(Instructions for the task): Update the entries below by changing every "embodiment" to "version", leaving all other text unchanged.

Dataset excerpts
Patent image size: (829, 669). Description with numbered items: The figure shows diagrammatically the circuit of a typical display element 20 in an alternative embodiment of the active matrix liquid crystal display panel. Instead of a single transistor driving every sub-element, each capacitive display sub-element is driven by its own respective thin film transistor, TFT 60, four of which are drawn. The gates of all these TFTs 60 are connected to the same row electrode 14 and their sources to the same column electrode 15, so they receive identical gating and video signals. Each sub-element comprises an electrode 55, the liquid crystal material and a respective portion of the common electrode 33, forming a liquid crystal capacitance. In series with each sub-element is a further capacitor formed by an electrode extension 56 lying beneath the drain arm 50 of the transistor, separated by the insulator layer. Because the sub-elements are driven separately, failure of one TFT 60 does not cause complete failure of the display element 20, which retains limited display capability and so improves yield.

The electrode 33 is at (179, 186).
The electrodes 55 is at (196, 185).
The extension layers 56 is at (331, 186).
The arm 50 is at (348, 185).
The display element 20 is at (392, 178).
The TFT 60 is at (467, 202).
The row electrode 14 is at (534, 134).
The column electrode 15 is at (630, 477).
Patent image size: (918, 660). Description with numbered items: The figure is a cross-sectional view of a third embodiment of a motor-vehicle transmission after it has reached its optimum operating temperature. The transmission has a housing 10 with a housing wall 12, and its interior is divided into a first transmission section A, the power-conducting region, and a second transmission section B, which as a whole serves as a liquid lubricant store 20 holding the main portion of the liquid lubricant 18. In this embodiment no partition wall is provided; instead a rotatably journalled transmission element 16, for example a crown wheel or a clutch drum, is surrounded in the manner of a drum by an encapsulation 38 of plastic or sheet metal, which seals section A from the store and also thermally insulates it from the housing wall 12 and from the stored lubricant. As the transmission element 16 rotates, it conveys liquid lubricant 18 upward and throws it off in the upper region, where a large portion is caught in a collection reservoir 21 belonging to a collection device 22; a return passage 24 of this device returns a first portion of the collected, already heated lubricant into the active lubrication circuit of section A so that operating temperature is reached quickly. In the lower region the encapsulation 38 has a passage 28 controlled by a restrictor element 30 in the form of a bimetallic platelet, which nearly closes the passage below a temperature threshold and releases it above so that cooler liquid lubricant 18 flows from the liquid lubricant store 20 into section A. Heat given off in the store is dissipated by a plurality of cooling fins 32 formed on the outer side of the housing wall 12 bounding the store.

(Worked solution):
Patent image size: (829, 669). Description with numbered items: The figure shows diagrammatically the circuit of a typical display element 20 in an alternative version of the active matrix liquid crystal display panel. Instead of a single transistor driving every sub-element, each capacitive display sub-element is driven by its own respective thin film transistor, TFT 60, four of which are drawn. The gates of all these TFTs 60 are connected to the same row electrode 14 and their sources to the same column electrode 15, so they receive identical gating and video signals. Each sub-element comprises an electrode 55, the liquid crystal material and a respective portion of the common electrode 33, forming a liquid crystal capacitance. In series with each sub-element is a further capacitor formed by an electrode extension 56 lying beneath the drain arm 50 of the transistor, separated by the insulator layer. Because the sub-elements are driven separately, failure of one TFT 60 does not cause complete failure of the display element 20, which retains limited display capability and so improves yield.

The electrode 33 is at (179, 186).
The electrodes 55 is at (196, 185).
The extension layers 56 is at (331, 186).
The arm 50 is at (348, 185).
The display element 20 is at (392, 178).
The TFT 60 is at (467, 202).
The row electrode 14 is at (534, 134).
The column electrode 15 is at (630, 477).
Patent image size: (918, 660). Description with numbered items: The figure is a cross-sectional view of a third version of a motor-vehicle transmission after it has reached its optimum operating temperature. The transmission has a housing 10 with a housing wall 12, and its interior is divided into a first transmission section A, the power-conducting region, and a second transmission section B, which as a whole serves as a liquid lubricant store 20 holding the main portion of the liquid lubricant 18. In this version no partition wall is provided; instead a rotatably journalled transmission element 16, for example a crown wheel or a clutch drum, is surrounded in the manner of a drum by an encapsulation 38 of plastic or sheet metal, which seals section A from the store and also thermally insulates it from the housing wall 12 and from the stored lubricant. As the transmission element 16 rotates, it conveys liquid lubricant 18 upward and throws it off in the upper region, where a large portion is caught in a collection reservoir 21 belonging to a collection device 22; a return passage 24 of this device returns a first portion of the collected, already heated lubricant into the active lubrication circuit of section A so that operating temperature is reached quickly. In the lower region the encapsulation 38 has a passage 28 controlled by a restrictor element 30 in the form of a bimetallic platelet, which nearly closes the passage below a temperature threshold and releases it above so that cooler liquid lubricant 18 flows from the liquid lubricant store 20 into section A. Heat given off in the store is dissipated by a plurality of cooling fins 32 formed on the outer side of the housing wall 12 bounding the store.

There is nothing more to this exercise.